ЦИТИРУЕМЫЙ ТЕКСТ:

--

А разве мало было таких часов? Помнишь, как в снежную пургу (сейчас за окном такая же пурга) мы неслись с тобою на Усердном и Рыбке по широкой улице Полотняного завода мимо жестяного черного скакуна на кузнице за моими рождественскими подарками. Всем существом, всем вот сейчас хлынувшим в душу приливом тоски по тебе помню, как я любил тебя тогда, как был благодарен тебе за теплую, душистую муфту, в которую я уткнул свое лицо. Как я хотел сказать тебе в лавке нянина родственника Василия Тимофеевича, что это ничего, что игрушек нет, что я и так счастлив нашей[181]поездкой, нашей любовью! И снова этот совсем особенный, только детству доступный восторг, порыв к добру и любви. Где теперь этот час?

А помнишь, как мы все трое, Липенька, Боря и я, лежали больными в нашей большой детской? В комнате царил почти полный мрак, в дальнем углу на комоде горел ночник. Нам делали гоголь-моголь. Мне сбивала ты. Липенька и Боря уже давно съели свои порции, а я все еще ждал. Ты сбивала дольше всех, но зато я знал, что мой будет самый лучший, и что я раньше всех выздоровлю. Как мне тогда было уютно и прочно, защищенно и безопасно за твоей заботой. Как я верил в тебя — как в Бога. Думается, что переживал я тогда то определенно религиозное чувство, которое Шлейермахер называет «das schlechthinnige Abhangigkeitsgefuhl»{6}. Где этот час?

--

ОПИСАНИЕ ЗАДАНИЯ:
Пожалуйста, определите, согласуются ли с отрывком воспоминаний три утверждения, и к каждому ответу «да» или «нет» приведите решающие слова отрывка в точной цитате.
1. В пургу ехали на Усердном и Рыбке за рождественскими подарками.
2. Ночник горел на столе у окна детской.
3. Гоголь-моголь для рассказчика сбивали быстрее, чем для других.

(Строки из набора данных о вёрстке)
--

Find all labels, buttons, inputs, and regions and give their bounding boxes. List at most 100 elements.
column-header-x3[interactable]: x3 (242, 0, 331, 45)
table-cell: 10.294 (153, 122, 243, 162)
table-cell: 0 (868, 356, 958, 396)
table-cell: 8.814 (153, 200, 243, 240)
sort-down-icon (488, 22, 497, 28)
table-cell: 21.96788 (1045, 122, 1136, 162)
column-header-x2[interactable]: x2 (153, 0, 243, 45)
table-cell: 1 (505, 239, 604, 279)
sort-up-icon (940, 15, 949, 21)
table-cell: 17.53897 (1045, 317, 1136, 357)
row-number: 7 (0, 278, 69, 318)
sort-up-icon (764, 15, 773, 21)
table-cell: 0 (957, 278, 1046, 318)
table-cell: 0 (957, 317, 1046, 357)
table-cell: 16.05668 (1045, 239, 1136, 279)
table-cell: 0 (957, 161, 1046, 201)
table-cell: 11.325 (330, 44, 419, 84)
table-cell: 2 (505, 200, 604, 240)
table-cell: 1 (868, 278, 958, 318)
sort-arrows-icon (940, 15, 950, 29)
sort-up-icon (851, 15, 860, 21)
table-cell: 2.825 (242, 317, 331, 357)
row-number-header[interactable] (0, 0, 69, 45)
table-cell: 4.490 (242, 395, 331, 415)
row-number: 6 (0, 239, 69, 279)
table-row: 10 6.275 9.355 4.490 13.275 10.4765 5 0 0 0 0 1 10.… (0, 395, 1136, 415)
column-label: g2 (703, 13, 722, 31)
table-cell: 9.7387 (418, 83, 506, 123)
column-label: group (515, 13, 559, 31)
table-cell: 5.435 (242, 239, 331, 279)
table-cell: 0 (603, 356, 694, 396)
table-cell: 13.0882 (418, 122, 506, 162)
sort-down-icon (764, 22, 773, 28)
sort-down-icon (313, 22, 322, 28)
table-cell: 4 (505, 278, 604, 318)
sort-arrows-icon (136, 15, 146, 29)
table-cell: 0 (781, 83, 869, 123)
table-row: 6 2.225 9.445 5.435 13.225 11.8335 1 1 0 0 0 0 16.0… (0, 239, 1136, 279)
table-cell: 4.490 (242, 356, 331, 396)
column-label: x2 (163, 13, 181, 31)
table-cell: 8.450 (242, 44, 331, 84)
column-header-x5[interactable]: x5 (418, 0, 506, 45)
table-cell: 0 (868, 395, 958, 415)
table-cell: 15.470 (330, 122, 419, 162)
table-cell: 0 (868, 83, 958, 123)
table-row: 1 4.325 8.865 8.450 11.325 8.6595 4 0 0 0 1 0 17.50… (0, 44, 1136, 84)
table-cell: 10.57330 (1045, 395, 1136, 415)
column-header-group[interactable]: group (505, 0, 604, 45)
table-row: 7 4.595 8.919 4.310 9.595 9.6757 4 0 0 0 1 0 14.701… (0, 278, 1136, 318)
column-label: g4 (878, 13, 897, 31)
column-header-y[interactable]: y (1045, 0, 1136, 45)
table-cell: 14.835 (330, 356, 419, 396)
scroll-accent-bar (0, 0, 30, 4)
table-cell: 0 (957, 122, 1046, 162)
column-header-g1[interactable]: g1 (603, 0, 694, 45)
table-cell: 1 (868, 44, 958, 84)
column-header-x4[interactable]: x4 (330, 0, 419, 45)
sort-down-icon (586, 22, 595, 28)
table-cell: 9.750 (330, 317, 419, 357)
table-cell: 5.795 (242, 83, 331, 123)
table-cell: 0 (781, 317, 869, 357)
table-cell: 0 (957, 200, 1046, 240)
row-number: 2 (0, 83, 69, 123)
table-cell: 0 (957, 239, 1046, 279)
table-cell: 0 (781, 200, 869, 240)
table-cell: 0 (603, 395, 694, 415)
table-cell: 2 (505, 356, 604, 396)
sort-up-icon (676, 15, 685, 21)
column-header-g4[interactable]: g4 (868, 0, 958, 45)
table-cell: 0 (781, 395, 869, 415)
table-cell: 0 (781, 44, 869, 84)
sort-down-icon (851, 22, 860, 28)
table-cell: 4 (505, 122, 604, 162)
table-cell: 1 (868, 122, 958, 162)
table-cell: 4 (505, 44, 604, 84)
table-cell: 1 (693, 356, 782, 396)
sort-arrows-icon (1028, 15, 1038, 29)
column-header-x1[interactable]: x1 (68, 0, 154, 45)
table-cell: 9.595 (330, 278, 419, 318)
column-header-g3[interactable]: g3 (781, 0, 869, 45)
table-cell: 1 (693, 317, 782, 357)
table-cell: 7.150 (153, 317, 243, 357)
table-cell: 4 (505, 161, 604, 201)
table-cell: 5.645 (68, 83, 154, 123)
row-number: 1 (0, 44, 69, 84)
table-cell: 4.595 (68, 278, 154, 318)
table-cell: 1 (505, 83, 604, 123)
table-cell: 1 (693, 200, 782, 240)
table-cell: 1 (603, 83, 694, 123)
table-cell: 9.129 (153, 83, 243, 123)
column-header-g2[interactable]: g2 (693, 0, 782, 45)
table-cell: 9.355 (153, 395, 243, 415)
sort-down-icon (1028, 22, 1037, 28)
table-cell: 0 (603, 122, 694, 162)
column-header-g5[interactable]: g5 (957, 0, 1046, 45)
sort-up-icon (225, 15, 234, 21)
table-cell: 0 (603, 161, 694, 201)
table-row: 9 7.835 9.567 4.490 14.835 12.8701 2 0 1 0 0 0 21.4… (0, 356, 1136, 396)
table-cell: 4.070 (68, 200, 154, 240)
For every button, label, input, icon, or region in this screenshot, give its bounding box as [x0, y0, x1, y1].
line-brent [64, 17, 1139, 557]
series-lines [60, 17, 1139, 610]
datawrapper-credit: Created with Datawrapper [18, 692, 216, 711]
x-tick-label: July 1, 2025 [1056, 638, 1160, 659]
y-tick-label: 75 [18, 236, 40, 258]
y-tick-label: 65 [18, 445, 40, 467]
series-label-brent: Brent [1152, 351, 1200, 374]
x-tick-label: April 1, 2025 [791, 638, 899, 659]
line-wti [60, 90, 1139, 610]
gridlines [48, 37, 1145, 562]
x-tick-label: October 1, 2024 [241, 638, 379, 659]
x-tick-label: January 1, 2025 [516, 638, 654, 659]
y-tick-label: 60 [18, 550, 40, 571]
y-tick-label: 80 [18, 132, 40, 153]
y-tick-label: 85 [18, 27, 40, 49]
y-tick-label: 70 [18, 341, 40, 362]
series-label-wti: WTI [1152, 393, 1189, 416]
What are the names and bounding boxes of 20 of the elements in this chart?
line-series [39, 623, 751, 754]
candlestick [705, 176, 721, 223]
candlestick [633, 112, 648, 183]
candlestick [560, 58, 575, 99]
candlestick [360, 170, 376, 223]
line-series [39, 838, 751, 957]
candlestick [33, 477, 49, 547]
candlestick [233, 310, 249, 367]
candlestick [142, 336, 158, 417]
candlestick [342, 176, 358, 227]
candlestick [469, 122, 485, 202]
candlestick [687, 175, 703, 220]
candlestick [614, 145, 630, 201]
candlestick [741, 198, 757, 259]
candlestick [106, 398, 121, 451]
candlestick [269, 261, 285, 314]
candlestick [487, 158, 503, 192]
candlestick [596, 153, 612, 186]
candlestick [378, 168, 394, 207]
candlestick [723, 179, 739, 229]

--

ОТВЕТ:
1. Да: «мы неслись с тобою на Усердном и Рыбке», «за моими рождественскими подарками».
2. Нет: «в дальнем углу на комоде горел ночник».
3. Нет: «Ты сбивала дольше всех».